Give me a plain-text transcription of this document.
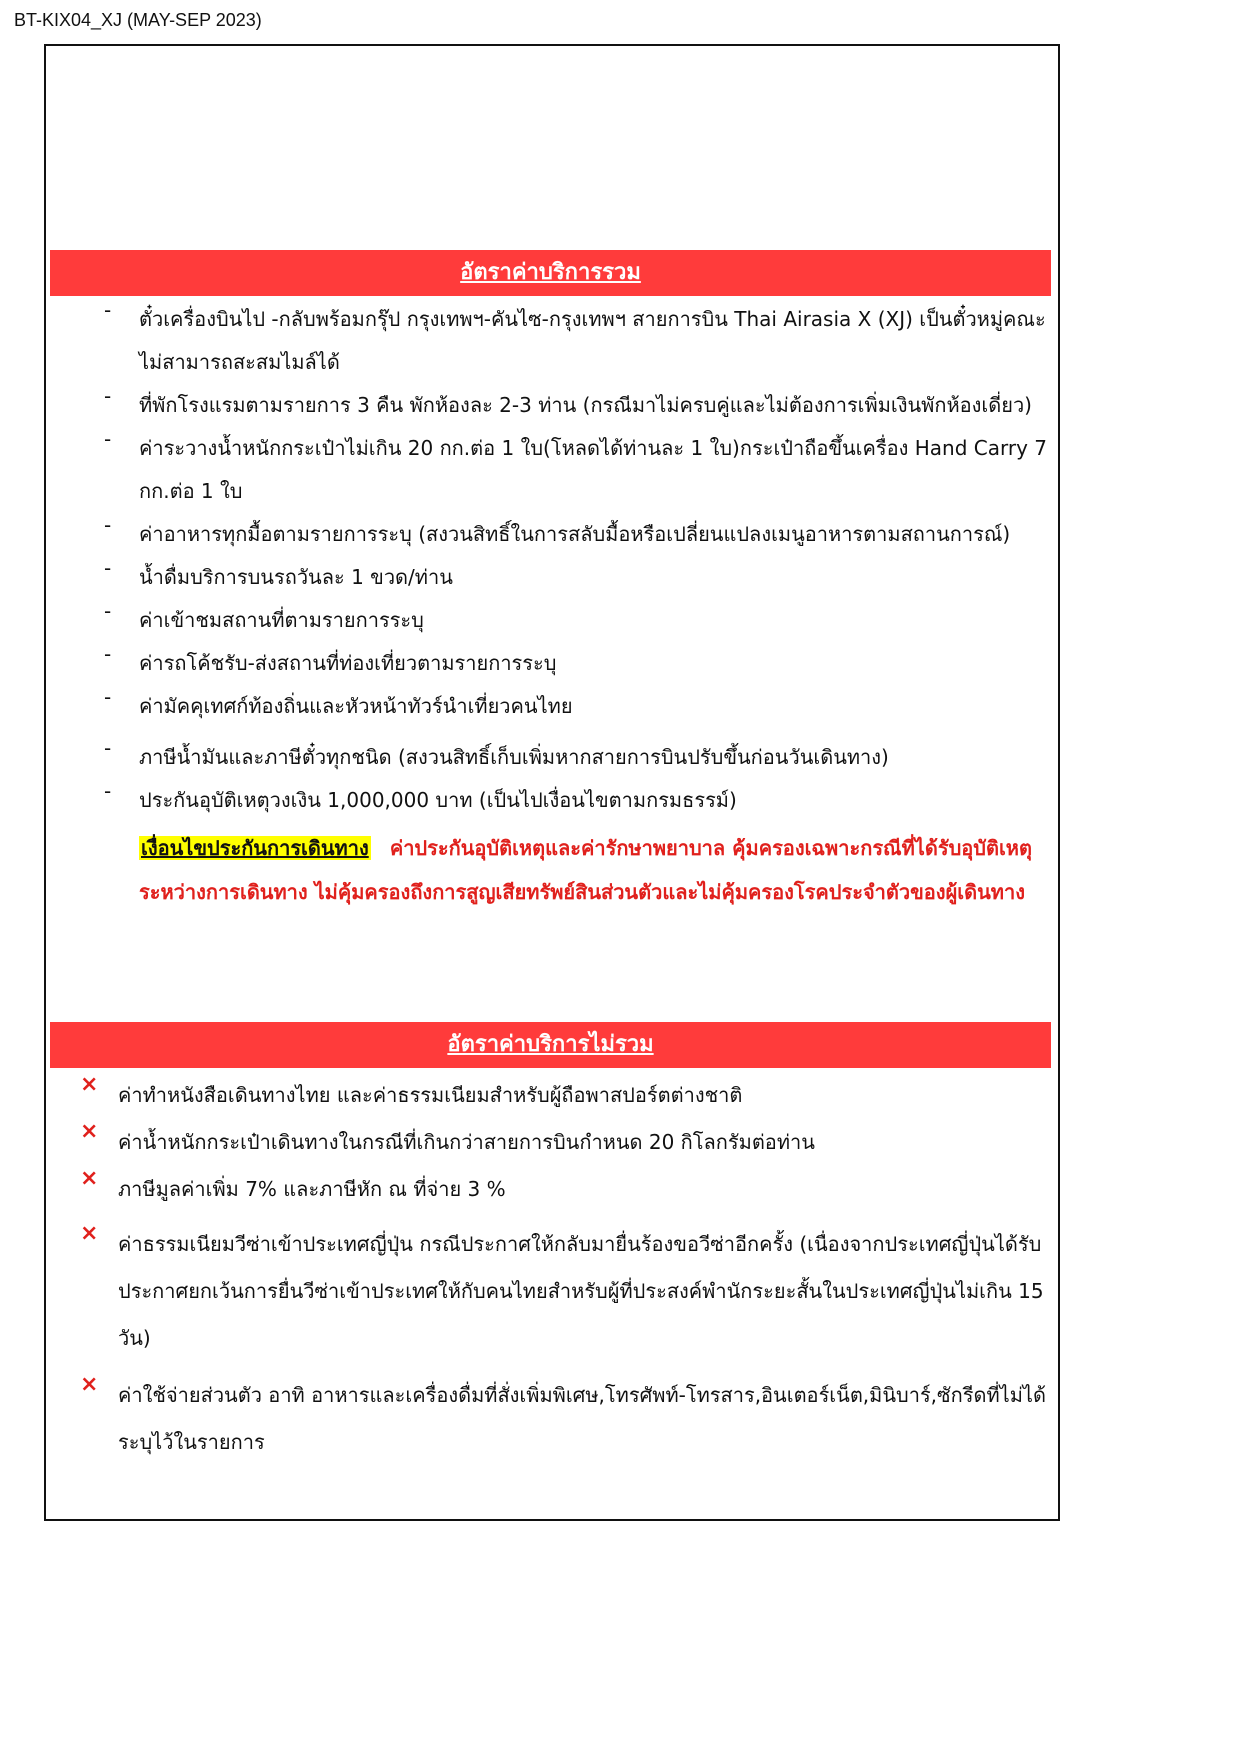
BT-KIX04_XJ (MAY-SEP 2023)
อัตราค่าบริการรวม
-	ตั๋วเครื่องบินไป -กลับพร้อมกรุ๊ป กรุงเทพฯ-คันไซ-กรุงเทพฯ สายการบิน Thai Airasia X (XJ) เป็นตั๋วหมู่คณะไม่สามารถสะสมไมล์ได้
-	ที่พักโรงแรมตามรายการ 3 คืน พักห้องละ 2-3 ท่าน (กรณีมาไม่ครบคู่และไม่ต้องการเพิ่มเงินพักห้องเดี่ยว)
-	ค่าระวางน้ำหนักกระเป๋าไม่เกิน 20 กก.ต่อ 1 ใบ(โหลดได้ท่านละ 1 ใบ)กระเป๋าถือขึ้นเครื่อง Hand Carry 7 กก.ต่อ 1 ใบ
-	ค่าอาหารทุกมื้อตามรายการระบุ (สงวนสิทธิ์ในการสลับมื้อหรือเปลี่ยนแปลงเมนูอาหารตามสถานการณ์)
-	น้ำดื่มบริการบนรถวันละ 1 ขวด/ท่าน
-	ค่าเข้าชมสถานที่ตามรายการระบุ
-	ค่ารถโค้ชรับ-ส่งสถานที่ท่องเที่ยวตามรายการระบุ
-	ค่ามัคคุเทศก์ท้องถิ่นและหัวหน้าทัวร์นำเที่ยวคนไทย
-	ภาษีน้ำมันและภาษีตั๋วทุกชนิด (สงวนสิทธิ์เก็บเพิ่มหากสายการบินปรับขึ้นก่อนวันเดินทาง)
-	ประกันอุบัติเหตุวงเงิน 1,000,000 บาท (เป็นไปเงื่อนไขตามกรมธรรม์)
เงื่อนไขประกันการเดินทาง ค่าประกันอุบัติเหตุและค่ารักษาพยาบาล คุ้มครองเฉพาะกรณีที่ได้รับอุบัติเหตุระหว่างการเดินทาง ไม่คุ้มครองถึงการสูญเสียทรัพย์สินส่วนตัวและไม่คุ้มครองโรคประจำตัวของผู้เดินทาง
อัตราค่าบริการไม่รวม
× ค่าทำหนังสือเดินทางไทย และค่าธรรมเนียมสำหรับผู้ถือพาสปอร์ตต่างชาติ
× ค่าน้ำหนักกระเป๋าเดินทางในกรณีที่เกินกว่าสายการบินกำหนด 20 กิโลกรัมต่อท่าน
× ภาษีมูลค่าเพิ่ม 7% และภาษีหัก ณ ที่จ่าย 3 %
× ค่าธรรมเนียมวีซ่าเข้าประเทศญี่ปุ่น กรณีประกาศให้กลับมายื่นร้องขอวีซ่าอีกครั้ง (เนื่องจากประเทศญี่ปุ่นได้รับประกาศยกเว้นการยื่นวีซ่าเข้าประเทศให้กับคนไทยสำหรับผู้ที่ประสงค์พำนักระยะสั้นในประเทศญี่ปุ่นไม่เกิน 15 วัน)
× ค่าใช้จ่ายส่วนตัว อาทิ อาหารและเครื่องดื่มที่สั่งเพิ่มพิเศษ,โทรศัพท์-โทรสาร,อินเตอร์เน็ต,มินิบาร์,ซักรีดที่ไม่ได้ระบุไว้ในรายการ
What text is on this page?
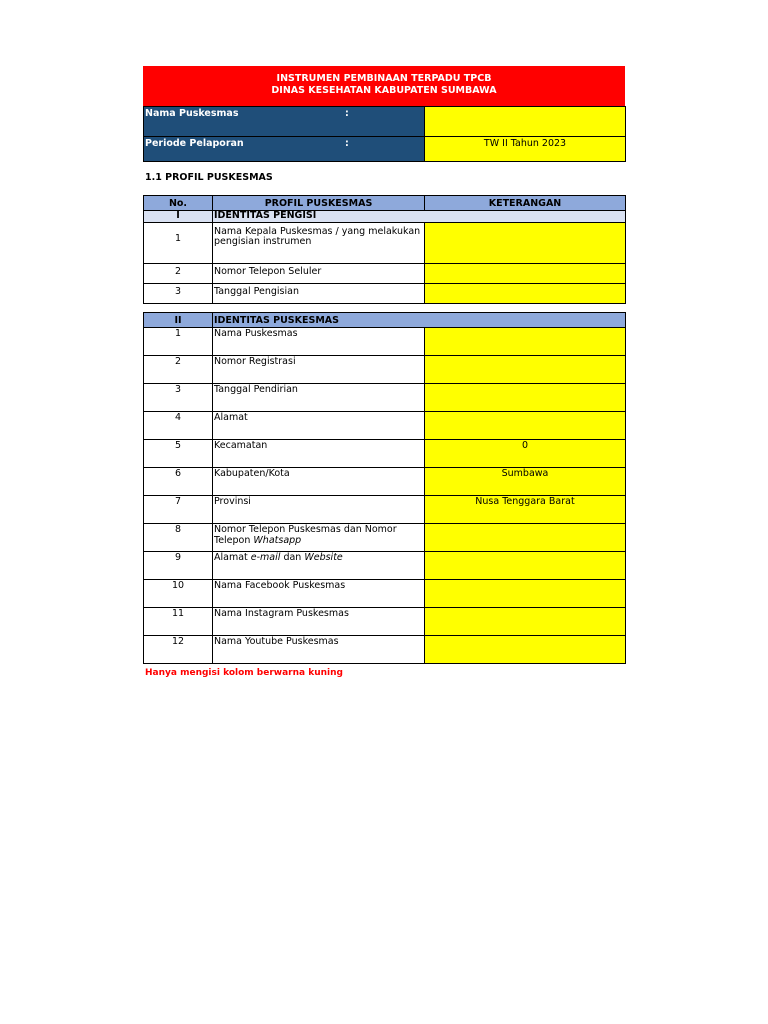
INSTRUMEN PEMBINAAN TERPADU TPCB
DINAS KESEHATAN KABUPATEN SUMBAWA
Nama Puskesmas :	

Periode Pelaporan :	TW II Tahun 2023
1.1 PROFIL PUSKESMAS
No.	PROFIL PUSKESMAS	KETERANGAN
I	IDENTITAS PENGISI	
1	Nama Kepala Puskesmas / yang melakukan pengisian instrumen	
2	Nomor Telepon Seluler	
3	Tanggal Pengisian	
II	IDENTITAS PUSKESMAS	
1	Nama Puskesmas	
2	Nomor Registrasi	
3	Tanggal Pendirian	
4	Alamat	
5	Kecamatan	0
6	Kabupaten/Kota	Sumbawa
7	Provinsi	Nusa Tenggara Barat
8	Nomor Telepon Puskesmas dan Nomor Telepon Whatsapp	
9	Alamat e-mail dan Website	
10	Nama Facebook Puskesmas	
11	Nama Instagram Puskesmas	
12	Nama Youtube Puskesmas	
Hanya mengisi kolom berwarna kuning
◇ ◇ ◇ ◇ ◇
What is being asked -
All of the entries above should be duplicated exactly, except for the pictures.

In response -
Give me a plain-text transcription of this document.
BT-KIX04_XJ (MAY-SEP 2023)
อัตราค่าบริการรวม
-	ตั๋วเครื่องบินไป -กลับพร้อมกรุ๊ป กรุงเทพฯ-คันไซ-กรุงเทพฯ สายการบิน Thai Airasia X (XJ) เป็นตั๋วหมู่คณะไม่สามารถสะสมไมล์ได้
-	ที่พักโรงแรมตามรายการ 3 คืน พักห้องละ 2-3 ท่าน (กรณีมาไม่ครบคู่และไม่ต้องการเพิ่มเงินพักห้องเดี่ยว)
-	ค่าระวางน้ำหนักกระเป๋าไม่เกิน 20 กก.ต่อ 1 ใบ(โหลดได้ท่านละ 1 ใบ)กระเป๋าถือขึ้นเครื่อง Hand Carry 7 กก.ต่อ 1 ใบ
-	ค่าอาหารทุกมื้อตามรายการระบุ (สงวนสิทธิ์ในการสลับมื้อหรือเปลี่ยนแปลงเมนูอาหารตามสถานการณ์)
-	น้ำดื่มบริการบนรถวันละ 1 ขวด/ท่าน
-	ค่าเข้าชมสถานที่ตามรายการระบุ
-	ค่ารถโค้ชรับ-ส่งสถานที่ท่องเที่ยวตามรายการระบุ
-	ค่ามัคคุเทศก์ท้องถิ่นและหัวหน้าทัวร์นำเที่ยวคนไทย
-	ภาษีน้ำมันและภาษีตั๋วทุกชนิด (สงวนสิทธิ์เก็บเพิ่มหากสายการบินปรับขึ้นก่อนวันเดินทาง)
-	ประกันอุบัติเหตุวงเงิน 1,000,000 บาท (เป็นไปเงื่อนไขตามกรมธรรม์)
เงื่อนไขประกันการเดินทาง ค่าประกันอุบัติเหตุและค่ารักษาพยาบาล คุ้มครองเฉพาะกรณีที่ได้รับอุบัติเหตุระหว่างการเดินทาง ไม่คุ้มครองถึงการสูญเสียทรัพย์สินส่วนตัวและไม่คุ้มครองโรคประจำตัวของผู้เดินทาง
อัตราค่าบริการไม่รวม
× ค่าทำหนังสือเดินทางไทย และค่าธรรมเนียมสำหรับผู้ถือพาสปอร์ตต่างชาติ
× ค่าน้ำหนักกระเป๋าเดินทางในกรณีที่เกินกว่าสายการบินกำหนด 20 กิโลกรัมต่อท่าน
× ภาษีมูลค่าเพิ่ม 7% และภาษีหัก ณ ที่จ่าย 3 %
× ค่าธรรมเนียมวีซ่าเข้าประเทศญี่ปุ่น กรณีประกาศให้กลับมายื่นร้องขอวีซ่าอีกครั้ง (เนื่องจากประเทศญี่ปุ่นได้รับประกาศยกเว้นการยื่นวีซ่าเข้าประเทศให้กับคนไทยสำหรับผู้ที่ประสงค์พำนักระยะสั้นในประเทศญี่ปุ่นไม่เกิน 15 วัน)
× ค่าใช้จ่ายส่วนตัว อาทิ อาหารและเครื่องดื่มที่สั่งเพิ่มพิเศษ,โทรศัพท์-โทรสาร,อินเตอร์เน็ต,มินิบาร์,ซักรีดที่ไม่ได้ระบุไว้ในรายการ
What text is on this page?
INSTRUMEN PEMBINAAN TERPADU TPCB
DINAS KESEHATAN KABUPATEN SUMBAWA
Nama Puskesmas :	

Periode Pelaporan :	TW II Tahun 2023
1.1 PROFIL PUSKESMAS
No.	PROFIL PUSKESMAS	KETERANGAN
I	IDENTITAS PENGISI	
1	Nama Kepala Puskesmas / yang melakukan pengisian instrumen	
2	Nomor Telepon Seluler	
3	Tanggal Pengisian	
II	IDENTITAS PUSKESMAS	
1	Nama Puskesmas	
2	Nomor Registrasi	
3	Tanggal Pendirian	
4	Alamat	
5	Kecamatan	0
6	Kabupaten/Kota	Sumbawa
7	Provinsi	Nusa Tenggara Barat
8	Nomor Telepon Puskesmas dan Nomor Telepon Whatsapp	
9	Alamat e-mail dan Website	
10	Nama Facebook Puskesmas	
11	Nama Instagram Puskesmas	
12	Nama Youtube Puskesmas	
Hanya mengisi kolom berwarna kuning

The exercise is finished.